TEXT BLOCK:
────

- IATA: none; ICAO: KTKO; FAA LID: TKO;

Summary
- Airport type: Public
- Owner: City of Mankato
- Serves: Mankato, Kansas
- Elevation AMSL: 1,859 ft / 567 m
- Coordinates: 39°48′17″N 098°13′14″W﻿ / ﻿39.80472°N 98.22056°W
- Interactive map of Mankato Airport

Runways
| Direction | Length |  | Surface |
| ft | m |
| 17/35 | 3,540 | 1,079 | Asphalt |
| 9/27 | 2,505 | 764 | Turf |

Statistics (2009)
- Aircraft operations: 5,400
- Source: Federal Aviation Administration

= Mankato Airport =

Airport in Kansas, United States

Mankato Airport is a city-owned public-use airport located one nautical mile (1.85 km) northwest of the central business district of Mankato, a city in Jewell County, Kansas, United States.

────

SOURCE INFORMATION:
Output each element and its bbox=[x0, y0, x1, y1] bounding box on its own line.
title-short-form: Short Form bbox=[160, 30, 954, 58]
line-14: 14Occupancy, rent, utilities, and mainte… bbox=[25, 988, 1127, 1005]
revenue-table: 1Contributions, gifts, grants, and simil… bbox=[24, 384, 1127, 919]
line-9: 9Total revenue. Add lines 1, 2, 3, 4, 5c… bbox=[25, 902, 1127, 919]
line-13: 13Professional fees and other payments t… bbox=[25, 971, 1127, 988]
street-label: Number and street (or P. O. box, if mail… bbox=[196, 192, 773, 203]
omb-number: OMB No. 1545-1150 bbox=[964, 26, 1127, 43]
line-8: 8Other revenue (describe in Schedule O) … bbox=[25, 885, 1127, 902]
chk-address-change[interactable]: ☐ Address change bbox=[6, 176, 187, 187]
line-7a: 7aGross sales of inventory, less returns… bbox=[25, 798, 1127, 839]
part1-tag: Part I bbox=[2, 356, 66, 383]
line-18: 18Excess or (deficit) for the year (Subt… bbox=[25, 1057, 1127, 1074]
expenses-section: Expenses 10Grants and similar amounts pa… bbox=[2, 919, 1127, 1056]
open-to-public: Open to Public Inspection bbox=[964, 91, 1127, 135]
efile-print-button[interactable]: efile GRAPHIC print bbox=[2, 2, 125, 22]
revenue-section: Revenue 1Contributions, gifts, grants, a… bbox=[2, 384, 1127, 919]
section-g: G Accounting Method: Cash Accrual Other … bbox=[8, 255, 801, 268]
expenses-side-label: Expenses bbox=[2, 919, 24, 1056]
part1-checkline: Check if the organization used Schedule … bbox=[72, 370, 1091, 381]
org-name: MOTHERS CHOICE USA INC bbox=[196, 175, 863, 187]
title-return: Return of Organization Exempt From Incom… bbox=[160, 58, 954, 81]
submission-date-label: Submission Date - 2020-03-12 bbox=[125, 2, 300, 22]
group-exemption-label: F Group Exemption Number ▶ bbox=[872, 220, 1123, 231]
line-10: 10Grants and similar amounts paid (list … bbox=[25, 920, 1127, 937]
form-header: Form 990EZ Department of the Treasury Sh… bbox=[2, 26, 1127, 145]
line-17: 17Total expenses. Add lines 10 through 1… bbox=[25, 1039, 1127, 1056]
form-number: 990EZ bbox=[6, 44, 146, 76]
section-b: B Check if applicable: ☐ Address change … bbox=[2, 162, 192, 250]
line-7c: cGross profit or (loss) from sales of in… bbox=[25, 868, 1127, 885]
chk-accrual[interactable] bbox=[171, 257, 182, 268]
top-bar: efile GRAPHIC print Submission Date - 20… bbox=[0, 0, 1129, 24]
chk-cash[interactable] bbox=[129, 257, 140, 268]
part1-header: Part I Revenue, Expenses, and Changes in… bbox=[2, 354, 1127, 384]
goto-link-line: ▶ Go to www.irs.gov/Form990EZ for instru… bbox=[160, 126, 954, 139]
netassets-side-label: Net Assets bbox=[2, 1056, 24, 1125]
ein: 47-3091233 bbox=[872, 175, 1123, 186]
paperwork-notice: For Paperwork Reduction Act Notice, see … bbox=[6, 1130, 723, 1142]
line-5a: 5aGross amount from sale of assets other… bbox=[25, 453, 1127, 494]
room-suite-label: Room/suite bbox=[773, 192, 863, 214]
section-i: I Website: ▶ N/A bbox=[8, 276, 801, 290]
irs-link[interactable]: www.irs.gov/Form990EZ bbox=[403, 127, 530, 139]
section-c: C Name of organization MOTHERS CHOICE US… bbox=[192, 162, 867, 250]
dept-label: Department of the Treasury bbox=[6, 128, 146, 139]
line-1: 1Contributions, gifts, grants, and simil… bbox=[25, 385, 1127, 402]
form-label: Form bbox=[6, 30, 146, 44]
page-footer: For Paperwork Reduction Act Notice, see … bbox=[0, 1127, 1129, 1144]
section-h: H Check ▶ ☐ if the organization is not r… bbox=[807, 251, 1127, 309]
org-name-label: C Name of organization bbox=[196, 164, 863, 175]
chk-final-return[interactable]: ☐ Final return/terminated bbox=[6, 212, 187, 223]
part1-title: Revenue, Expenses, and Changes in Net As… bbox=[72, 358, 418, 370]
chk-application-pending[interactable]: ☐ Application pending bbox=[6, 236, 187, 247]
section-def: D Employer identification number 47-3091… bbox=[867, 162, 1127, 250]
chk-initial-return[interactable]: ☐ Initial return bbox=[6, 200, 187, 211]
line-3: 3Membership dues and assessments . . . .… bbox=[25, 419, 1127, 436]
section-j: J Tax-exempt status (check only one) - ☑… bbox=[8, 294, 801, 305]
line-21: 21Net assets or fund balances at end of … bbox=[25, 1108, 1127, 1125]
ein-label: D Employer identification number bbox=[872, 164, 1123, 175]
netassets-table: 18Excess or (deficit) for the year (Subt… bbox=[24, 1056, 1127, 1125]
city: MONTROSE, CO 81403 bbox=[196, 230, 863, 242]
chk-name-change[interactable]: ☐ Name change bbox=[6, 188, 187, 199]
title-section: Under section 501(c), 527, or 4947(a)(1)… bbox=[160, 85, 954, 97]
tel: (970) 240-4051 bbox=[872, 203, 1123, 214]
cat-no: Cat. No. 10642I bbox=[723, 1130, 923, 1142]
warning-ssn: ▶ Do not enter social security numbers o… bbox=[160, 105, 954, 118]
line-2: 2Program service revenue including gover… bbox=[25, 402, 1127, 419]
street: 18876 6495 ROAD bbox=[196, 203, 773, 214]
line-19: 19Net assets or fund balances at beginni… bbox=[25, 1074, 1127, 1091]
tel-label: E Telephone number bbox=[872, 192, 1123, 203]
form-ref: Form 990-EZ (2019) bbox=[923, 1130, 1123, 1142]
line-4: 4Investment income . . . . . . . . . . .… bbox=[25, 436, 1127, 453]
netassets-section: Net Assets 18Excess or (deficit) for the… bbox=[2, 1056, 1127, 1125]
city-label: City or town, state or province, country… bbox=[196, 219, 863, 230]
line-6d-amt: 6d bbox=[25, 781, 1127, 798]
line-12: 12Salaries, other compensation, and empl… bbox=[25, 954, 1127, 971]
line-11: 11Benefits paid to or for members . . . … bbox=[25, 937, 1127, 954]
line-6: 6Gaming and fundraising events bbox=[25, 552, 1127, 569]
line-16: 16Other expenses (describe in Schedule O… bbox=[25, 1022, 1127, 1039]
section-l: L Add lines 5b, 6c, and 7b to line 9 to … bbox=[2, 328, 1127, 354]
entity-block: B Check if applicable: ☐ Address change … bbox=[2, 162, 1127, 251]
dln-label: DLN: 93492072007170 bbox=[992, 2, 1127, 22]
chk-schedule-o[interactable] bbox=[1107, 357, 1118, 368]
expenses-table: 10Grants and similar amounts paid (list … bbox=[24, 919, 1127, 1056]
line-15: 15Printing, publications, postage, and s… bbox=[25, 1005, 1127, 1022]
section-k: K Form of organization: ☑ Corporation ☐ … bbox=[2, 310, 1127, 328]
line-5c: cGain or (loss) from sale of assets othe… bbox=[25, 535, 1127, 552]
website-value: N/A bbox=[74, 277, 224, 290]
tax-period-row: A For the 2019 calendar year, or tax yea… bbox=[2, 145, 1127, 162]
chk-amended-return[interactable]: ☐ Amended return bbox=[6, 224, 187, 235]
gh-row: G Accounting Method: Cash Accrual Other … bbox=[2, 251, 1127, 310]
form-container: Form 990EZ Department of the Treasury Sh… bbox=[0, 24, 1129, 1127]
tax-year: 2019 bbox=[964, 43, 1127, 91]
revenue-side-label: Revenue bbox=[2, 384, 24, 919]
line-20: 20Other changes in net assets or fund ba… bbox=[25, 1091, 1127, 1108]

────

PROMPT 1:
Summarize the Mankato Airport text in two sentences.
PROMPT 2:
Reproduce the Mankato Airport text from "Mankato Airport is" up to and including "Kansas, United States.".
PROMPT 3:
Resume the Mankato Airport text from the point where it stops.
The records aren't needed for what comes next.

ANSWER AREA 1:
Mankato Airport is a city-owned public-use airport one nautical mile northwest of the central business district of Mankato, a city in Jewell County, Kansas. It has a 3,540 ft asphalt runway (17/35) and a 2,505 ft turf runway (9/27), and it had 5,400 aircraft operations in 2009, according to the Federal Aviation Administration.

ANSWER AREA 2:
Mankato Airport is a city-owned public-use airport located one nautical mile (1.85 km) northwest of the central business district of Mankato, a city in Jewell County, Kansas, United States.

ANSWER AREA 3:
Although most U.S. airports use the same three-letter location identifier for the FAA and IATA, this airport is assigned TKO by the FAA but has no designation from the IATA.

== Facilities and aircraft ==
Mankato Airport covers an area of 203 acre at an elevation of 1,859 feet (567 m) above mean sea level. It has two runways: 17/35 is 3,540 by 50 feet (1,079 x 15 m) with an asphalt pavement and 9/27 is 2,505 by 100 feet (764 x 30 m) with a turf surface. For the 12-month period ending February 20, 2009, the airport had 5,400 general aviation aircraft operations, an average of 14 per day.